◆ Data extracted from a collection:
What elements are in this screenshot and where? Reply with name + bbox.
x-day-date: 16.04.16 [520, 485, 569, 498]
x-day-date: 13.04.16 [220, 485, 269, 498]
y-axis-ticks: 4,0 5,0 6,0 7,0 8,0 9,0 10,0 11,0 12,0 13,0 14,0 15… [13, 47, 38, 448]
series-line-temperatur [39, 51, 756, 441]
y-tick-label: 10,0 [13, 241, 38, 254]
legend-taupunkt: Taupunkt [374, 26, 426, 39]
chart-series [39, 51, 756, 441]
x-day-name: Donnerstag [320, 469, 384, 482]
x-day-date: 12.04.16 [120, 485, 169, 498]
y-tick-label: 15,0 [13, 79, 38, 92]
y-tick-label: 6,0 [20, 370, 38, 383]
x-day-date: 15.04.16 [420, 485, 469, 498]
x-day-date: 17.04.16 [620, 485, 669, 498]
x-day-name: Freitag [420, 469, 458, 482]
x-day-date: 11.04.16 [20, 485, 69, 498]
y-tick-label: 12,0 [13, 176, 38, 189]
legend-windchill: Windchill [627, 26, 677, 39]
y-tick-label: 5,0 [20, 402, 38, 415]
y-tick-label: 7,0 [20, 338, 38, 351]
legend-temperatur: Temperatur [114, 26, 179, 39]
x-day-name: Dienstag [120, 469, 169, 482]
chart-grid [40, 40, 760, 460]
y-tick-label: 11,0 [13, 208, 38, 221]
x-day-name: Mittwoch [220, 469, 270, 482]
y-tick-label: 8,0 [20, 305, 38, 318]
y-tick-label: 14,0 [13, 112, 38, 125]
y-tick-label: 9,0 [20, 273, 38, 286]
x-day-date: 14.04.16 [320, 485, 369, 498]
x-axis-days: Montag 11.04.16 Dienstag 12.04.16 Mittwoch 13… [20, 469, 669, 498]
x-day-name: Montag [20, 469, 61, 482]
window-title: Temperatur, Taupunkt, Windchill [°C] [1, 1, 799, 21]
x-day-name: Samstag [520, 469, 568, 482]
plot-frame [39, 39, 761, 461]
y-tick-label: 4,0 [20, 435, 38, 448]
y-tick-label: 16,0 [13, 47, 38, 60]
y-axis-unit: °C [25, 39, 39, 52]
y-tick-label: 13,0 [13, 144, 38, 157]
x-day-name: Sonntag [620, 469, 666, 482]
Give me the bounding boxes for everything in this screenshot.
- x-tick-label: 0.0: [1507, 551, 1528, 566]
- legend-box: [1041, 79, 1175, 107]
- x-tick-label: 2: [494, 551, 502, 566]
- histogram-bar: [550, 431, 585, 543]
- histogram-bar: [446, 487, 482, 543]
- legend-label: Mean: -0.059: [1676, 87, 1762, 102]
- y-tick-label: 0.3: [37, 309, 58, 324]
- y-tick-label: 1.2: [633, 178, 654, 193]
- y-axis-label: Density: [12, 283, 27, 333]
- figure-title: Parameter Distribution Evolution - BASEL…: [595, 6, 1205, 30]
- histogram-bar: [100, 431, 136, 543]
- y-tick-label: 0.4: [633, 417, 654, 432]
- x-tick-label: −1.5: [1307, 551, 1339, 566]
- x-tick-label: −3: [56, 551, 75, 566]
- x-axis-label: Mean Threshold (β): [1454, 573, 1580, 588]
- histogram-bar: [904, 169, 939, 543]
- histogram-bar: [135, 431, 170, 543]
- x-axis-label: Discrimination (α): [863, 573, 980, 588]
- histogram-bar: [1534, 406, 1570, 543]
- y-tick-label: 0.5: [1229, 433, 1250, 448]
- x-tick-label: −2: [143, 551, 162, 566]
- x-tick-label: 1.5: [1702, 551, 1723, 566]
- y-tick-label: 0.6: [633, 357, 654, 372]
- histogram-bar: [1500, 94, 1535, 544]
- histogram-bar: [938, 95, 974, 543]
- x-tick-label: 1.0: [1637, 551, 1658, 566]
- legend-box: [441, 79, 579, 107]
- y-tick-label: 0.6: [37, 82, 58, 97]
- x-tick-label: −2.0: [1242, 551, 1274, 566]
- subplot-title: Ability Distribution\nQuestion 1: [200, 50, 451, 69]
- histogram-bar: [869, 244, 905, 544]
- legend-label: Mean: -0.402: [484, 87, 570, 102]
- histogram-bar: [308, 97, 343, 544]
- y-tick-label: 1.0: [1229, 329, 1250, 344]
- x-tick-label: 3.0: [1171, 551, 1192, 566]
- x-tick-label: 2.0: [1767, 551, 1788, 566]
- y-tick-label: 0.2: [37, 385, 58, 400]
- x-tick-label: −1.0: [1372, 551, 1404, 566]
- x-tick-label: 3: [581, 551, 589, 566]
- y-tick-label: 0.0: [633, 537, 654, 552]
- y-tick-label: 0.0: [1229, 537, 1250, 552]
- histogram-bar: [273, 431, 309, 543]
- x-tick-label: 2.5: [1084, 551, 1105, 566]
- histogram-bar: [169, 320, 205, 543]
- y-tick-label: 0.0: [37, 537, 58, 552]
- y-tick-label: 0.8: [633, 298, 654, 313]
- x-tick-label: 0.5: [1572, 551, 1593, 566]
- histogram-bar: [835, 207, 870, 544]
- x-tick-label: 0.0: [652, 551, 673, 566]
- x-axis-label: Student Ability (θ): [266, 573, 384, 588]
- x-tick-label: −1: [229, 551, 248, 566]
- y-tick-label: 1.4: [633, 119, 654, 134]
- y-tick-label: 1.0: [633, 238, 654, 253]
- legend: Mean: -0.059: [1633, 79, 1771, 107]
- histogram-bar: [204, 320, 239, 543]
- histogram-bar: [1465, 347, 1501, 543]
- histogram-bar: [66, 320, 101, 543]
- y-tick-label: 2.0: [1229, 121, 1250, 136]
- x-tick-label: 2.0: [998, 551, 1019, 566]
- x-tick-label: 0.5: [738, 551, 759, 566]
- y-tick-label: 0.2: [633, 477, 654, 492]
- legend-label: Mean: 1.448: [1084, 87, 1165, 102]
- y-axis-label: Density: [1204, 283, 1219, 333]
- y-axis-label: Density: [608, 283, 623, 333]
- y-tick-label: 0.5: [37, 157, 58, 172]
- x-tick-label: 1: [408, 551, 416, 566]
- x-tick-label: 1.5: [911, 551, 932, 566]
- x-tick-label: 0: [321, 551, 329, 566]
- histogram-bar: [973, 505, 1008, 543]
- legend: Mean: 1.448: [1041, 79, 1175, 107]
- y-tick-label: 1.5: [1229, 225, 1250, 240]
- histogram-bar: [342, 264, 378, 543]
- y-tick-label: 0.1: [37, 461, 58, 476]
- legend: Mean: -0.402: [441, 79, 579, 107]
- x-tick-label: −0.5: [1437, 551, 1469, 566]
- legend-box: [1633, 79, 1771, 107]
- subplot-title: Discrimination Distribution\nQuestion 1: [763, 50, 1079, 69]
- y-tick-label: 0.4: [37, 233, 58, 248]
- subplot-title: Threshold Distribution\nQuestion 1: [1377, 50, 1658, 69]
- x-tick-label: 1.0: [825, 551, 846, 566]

◆ Description of the task:
Copy out all of the entries above, each line word for word.

◆ Completed task:
What elements are in this screenshot and where? Reply with name + bbox.
x-day-date: 16.04.16 [520, 485, 569, 498]
x-day-date: 13.04.16 [220, 485, 269, 498]
y-axis-ticks: 4,0 5,0 6,0 7,0 8,0 9,0 10,0 11,0 12,0 13,0 14,0 15… [13, 47, 38, 448]
series-line-temperatur [39, 51, 756, 441]
y-tick-label: 10,0 [13, 241, 38, 254]
legend-taupunkt: Taupunkt [374, 26, 426, 39]
chart-series [39, 51, 756, 441]
x-day-name: Donnerstag [320, 469, 384, 482]
x-day-date: 12.04.16 [120, 485, 169, 498]
y-tick-label: 15,0 [13, 79, 38, 92]
y-tick-label: 6,0 [20, 370, 38, 383]
x-day-date: 15.04.16 [420, 485, 469, 498]
x-day-date: 17.04.16 [620, 485, 669, 498]
x-day-name: Freitag [420, 469, 458, 482]
x-day-date: 11.04.16 [20, 485, 69, 498]
y-tick-label: 12,0 [13, 176, 38, 189]
legend-windchill: Windchill [627, 26, 677, 39]
y-tick-label: 5,0 [20, 402, 38, 415]
y-tick-label: 7,0 [20, 338, 38, 351]
legend-temperatur: Temperatur [114, 26, 179, 39]
x-day-name: Dienstag [120, 469, 169, 482]
chart-grid [40, 40, 760, 460]
y-tick-label: 11,0 [13, 208, 38, 221]
x-day-name: Mittwoch [220, 469, 270, 482]
y-tick-label: 8,0 [20, 305, 38, 318]
y-tick-label: 14,0 [13, 112, 38, 125]
y-tick-label: 9,0 [20, 273, 38, 286]
x-day-date: 14.04.16 [320, 485, 369, 498]
x-axis-days: Montag 11.04.16 Dienstag 12.04.16 Mittwoch 13… [20, 469, 669, 498]
x-day-name: Montag [20, 469, 61, 482]
window-title: Temperatur, Taupunkt, Windchill [°C] [1, 1, 799, 21]
x-day-name: Samstag [520, 469, 568, 482]
plot-frame [39, 39, 761, 461]
y-tick-label: 4,0 [20, 435, 38, 448]
y-tick-label: 16,0 [13, 47, 38, 60]
y-axis-unit: °C [25, 39, 39, 52]
y-tick-label: 13,0 [13, 144, 38, 157]
x-day-name: Sonntag [620, 469, 666, 482]
Give me the bounding boxes for everything in this screenshot.
- x-tick-label: 0.0: [1507, 551, 1528, 566]
- legend-box: [1041, 79, 1175, 107]
- x-tick-label: 2: [494, 551, 502, 566]
- histogram-bar: [550, 431, 585, 543]
- histogram-bar: [446, 487, 482, 543]
- legend-label: Mean: -0.059: [1676, 87, 1762, 102]
- y-tick-label: 0.3: [37, 309, 58, 324]
- y-tick-label: 1.2: [633, 178, 654, 193]
- y-axis-label: Density: [12, 283, 27, 333]
- figure-title: Parameter Distribution Evolution - BASEL…: [595, 6, 1205, 30]
- histogram-bar: [100, 431, 136, 543]
- y-tick-label: 0.4: [633, 417, 654, 432]
- x-tick-label: −1.5: [1307, 551, 1339, 566]
- x-tick-label: −3: [56, 551, 75, 566]
- x-axis-label: Mean Threshold (β): [1454, 573, 1580, 588]
- histogram-bar: [904, 169, 939, 543]
- histogram-bar: [135, 431, 170, 543]
- x-axis-label: Discrimination (α): [863, 573, 980, 588]
- histogram-bar: [1534, 406, 1570, 543]
- y-tick-label: 0.5: [1229, 433, 1250, 448]
- x-tick-label: −2: [143, 551, 162, 566]
- x-tick-label: 1.5: [1702, 551, 1723, 566]
- y-tick-label: 0.6: [633, 357, 654, 372]
- histogram-bar: [1500, 94, 1535, 544]
- histogram-bar: [938, 95, 974, 543]
- x-tick-label: 1.0: [1637, 551, 1658, 566]
- legend-box: [441, 79, 579, 107]
- y-tick-label: 0.6: [37, 82, 58, 97]
- x-tick-label: −2.0: [1242, 551, 1274, 566]
- subplot-title: Ability Distribution\nQuestion 1: [200, 50, 451, 69]
- histogram-bar: [869, 244, 905, 544]
- legend-label: Mean: -0.402: [484, 87, 570, 102]
- histogram-bar: [308, 97, 343, 544]
- y-tick-label: 1.0: [1229, 329, 1250, 344]
- x-tick-label: 3.0: [1171, 551, 1192, 566]
- x-tick-label: 2.0: [1767, 551, 1788, 566]
- y-tick-label: 0.2: [37, 385, 58, 400]
- x-tick-label: −1.0: [1372, 551, 1404, 566]
- x-tick-label: 3: [581, 551, 589, 566]
- y-tick-label: 0.0: [633, 537, 654, 552]
- y-tick-label: 0.0: [1229, 537, 1250, 552]
- histogram-bar: [273, 431, 309, 543]
- x-tick-label: 2.5: [1084, 551, 1105, 566]
- histogram-bar: [169, 320, 205, 543]
- y-tick-label: 0.0: [37, 537, 58, 552]
- y-tick-label: 0.8: [633, 298, 654, 313]
- x-tick-label: 0.5: [1572, 551, 1593, 566]
- histogram-bar: [835, 207, 870, 544]
- x-tick-label: 0.0: [652, 551, 673, 566]
- x-axis-label: Student Ability (θ): [266, 573, 384, 588]
- x-tick-label: −1: [229, 551, 248, 566]
- y-tick-label: 1.4: [633, 119, 654, 134]
- y-tick-label: 1.0: [633, 238, 654, 253]
- legend: Mean: -0.059: [1633, 79, 1771, 107]
- histogram-bar: [204, 320, 239, 543]
- histogram-bar: [1465, 347, 1501, 543]
- histogram-bar: [66, 320, 101, 543]
- y-tick-label: 2.0: [1229, 121, 1250, 136]
- x-tick-label: 2.0: [998, 551, 1019, 566]
- x-tick-label: 0.5: [738, 551, 759, 566]
- y-tick-label: 0.2: [633, 477, 654, 492]
- legend-label: Mean: 1.448: [1084, 87, 1165, 102]
- y-axis-label: Density: [1204, 283, 1219, 333]
- y-axis-label: Density: [608, 283, 623, 333]
- y-tick-label: 0.5: [37, 157, 58, 172]
- x-tick-label: 1: [408, 551, 416, 566]
- x-tick-label: 1.5: [911, 551, 932, 566]
- x-tick-label: 0: [321, 551, 329, 566]
- histogram-bar: [973, 505, 1008, 543]
- legend: Mean: 1.448: [1041, 79, 1175, 107]
- y-tick-label: 1.5: [1229, 225, 1250, 240]
- histogram-bar: [342, 264, 378, 543]
- y-tick-label: 0.1: [37, 461, 58, 476]
- legend: Mean: -0.402: [441, 79, 579, 107]
- x-tick-label: −0.5: [1437, 551, 1469, 566]
- legend-box: [1633, 79, 1771, 107]
- subplot-title: Discrimination Distribution\nQuestion 1: [763, 50, 1079, 69]
- y-tick-label: 0.4: [37, 233, 58, 248]
- subplot-title: Threshold Distribution\nQuestion 1: [1377, 50, 1658, 69]
- x-tick-label: 1.0: [825, 551, 846, 566]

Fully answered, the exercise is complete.